Repeat each line of the material exactly.

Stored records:

------------

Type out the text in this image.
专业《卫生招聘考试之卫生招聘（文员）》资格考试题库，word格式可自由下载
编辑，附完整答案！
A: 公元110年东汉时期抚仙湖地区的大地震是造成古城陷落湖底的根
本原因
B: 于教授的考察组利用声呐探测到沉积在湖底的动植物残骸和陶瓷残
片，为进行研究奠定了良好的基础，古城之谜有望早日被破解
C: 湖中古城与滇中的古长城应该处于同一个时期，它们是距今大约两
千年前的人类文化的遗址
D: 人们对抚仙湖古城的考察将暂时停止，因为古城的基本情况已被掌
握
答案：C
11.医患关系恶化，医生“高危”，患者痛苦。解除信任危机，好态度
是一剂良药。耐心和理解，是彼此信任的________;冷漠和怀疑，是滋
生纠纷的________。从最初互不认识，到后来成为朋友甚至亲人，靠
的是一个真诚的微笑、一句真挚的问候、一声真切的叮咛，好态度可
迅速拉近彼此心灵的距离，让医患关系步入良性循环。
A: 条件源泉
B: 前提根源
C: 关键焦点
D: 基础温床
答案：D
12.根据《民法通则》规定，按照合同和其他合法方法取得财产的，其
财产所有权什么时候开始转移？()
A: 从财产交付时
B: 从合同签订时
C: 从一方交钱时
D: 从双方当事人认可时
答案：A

------------

-- REPLY --
Type out the text in this image.
专业《卫生招聘考试之卫生招聘（文员）》资格考试题库，word格式可自由下载
编辑，附完整答案！
A: 公元110年东汉时期抚仙湖地区的大地震是造成古城陷落湖底的根
本原因
B: 于教授的考察组利用声呐探测到沉积在湖底的动植物残骸和陶瓷残
片，为进行研究奠定了良好的基础，古城之谜有望早日被破解
C: 湖中古城与滇中的古长城应该处于同一个时期，它们是距今大约两
千年前的人类文化的遗址
D: 人们对抚仙湖古城的考察将暂时停止，因为古城的基本情况已被掌
握
答案：C
11.医患关系恶化，医生“高危”，患者痛苦。解除信任危机，好态度
是一剂良药。耐心和理解，是彼此信任的________;冷漠和怀疑，是滋
生纠纷的________。从最初互不认识，到后来成为朋友甚至亲人，靠
的是一个真诚的微笑、一句真挚的问候、一声真切的叮咛，好态度可
迅速拉近彼此心灵的距离，让医患关系步入良性循环。
A: 条件源泉
B: 前提根源
C: 关键焦点
D: 基础温床
答案：D
12.根据《民法通则》规定，按照合同和其他合法方法取得财产的，其
财产所有权什么时候开始转移？()
A: 从财产交付时
B: 从合同签订时
C: 从一方交钱时
D: 从双方当事人认可时
答案：A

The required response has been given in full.